MATERIALS PROVIDED:
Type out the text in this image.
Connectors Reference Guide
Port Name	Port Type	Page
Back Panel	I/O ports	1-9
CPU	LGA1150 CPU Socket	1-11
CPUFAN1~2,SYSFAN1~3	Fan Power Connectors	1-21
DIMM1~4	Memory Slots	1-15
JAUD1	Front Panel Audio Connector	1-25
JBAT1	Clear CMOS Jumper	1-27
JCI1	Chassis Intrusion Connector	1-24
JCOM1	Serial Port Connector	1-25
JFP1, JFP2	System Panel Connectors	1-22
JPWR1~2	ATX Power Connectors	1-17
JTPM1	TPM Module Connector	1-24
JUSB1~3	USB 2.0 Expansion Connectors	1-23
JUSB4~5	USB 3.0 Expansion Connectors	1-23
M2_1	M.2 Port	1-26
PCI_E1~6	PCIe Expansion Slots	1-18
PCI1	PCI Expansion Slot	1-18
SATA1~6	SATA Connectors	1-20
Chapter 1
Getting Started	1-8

INSTRUCTIONS FOR THE TASK: Copy each line above that contains the string "Panel".

THE SOLUTION:
Back Panel	I/O ports	1-9
JAUD1	Front Panel Audio Connector	1-25
JFP1, JFP2	System Panel Connectors	1-22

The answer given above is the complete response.